For the listing below, give the count of lines containing the string "Thermal" and nothing else.

= = = =

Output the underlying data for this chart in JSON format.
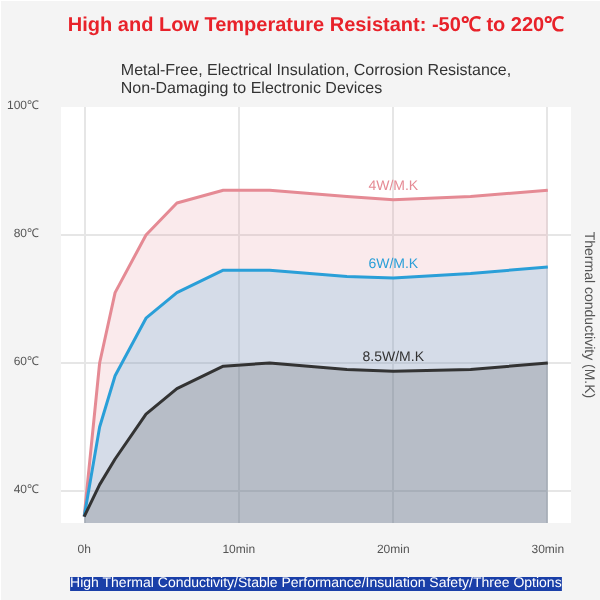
{
  "chart_data": {
    "type": "area",
    "title": "High and Low Temperature Resistant: -50℃ to 220℃",
    "subtitle": "Metal-Free, Electrical Insulation, Corrosion Resistance,\nNon-Damaging to Electronic Devices",
    "y2label": "Thermal conductivity (M.K)",
    "annotations": [
      "High Thermal Conductivity/Stable Performance/Insulation Safety/Three Options"
    ],
    "x": [
      0,
      1,
      2,
      4,
      6,
      9,
      12,
      17,
      20,
      25,
      30
    ],
    "series": [
      {
        "name": "4W/M.K",
        "color": "#e58a94",
        "values": [
          36,
          60,
          71,
          80,
          85,
          87,
          87,
          86,
          85.5,
          86,
          87
        ]
      },
      {
        "name": "6W/M.K",
        "color": "#2a9fd8",
        "values": [
          36,
          50,
          58,
          67,
          71,
          74.5,
          74.5,
          73.5,
          73.3,
          74,
          75
        ]
      },
      {
        "name": "8.5W/M.K",
        "color": "#333333",
        "values": [
          36,
          41,
          45,
          52,
          56,
          59.5,
          60,
          59,
          58.7,
          59,
          60
        ]
      }
    ],
    "xlim": [
      -1.5,
      31.5
    ],
    "ylim": [
      35,
      100
    ],
    "xticks": [
      {
        "value": 0,
        "label": "0h"
      },
      {
        "value": 10,
        "label": "10min"
      },
      {
        "value": 20,
        "label": "20min"
      },
      {
        "value": 30,
        "label": "30min"
      }
    ],
    "yticks": [
      {
        "value": 40,
        "label": "40℃"
      },
      {
        "value": 60,
        "label": "60℃"
      },
      {
        "value": 80,
        "label": "80℃"
      },
      {
        "value": 100,
        "label": "100℃"
      }
    ],
    "grid": true,
    "marker": "none",
    "line_style": "solid"
  }
}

= = = =

* **WRITTEN ANSWER**:
2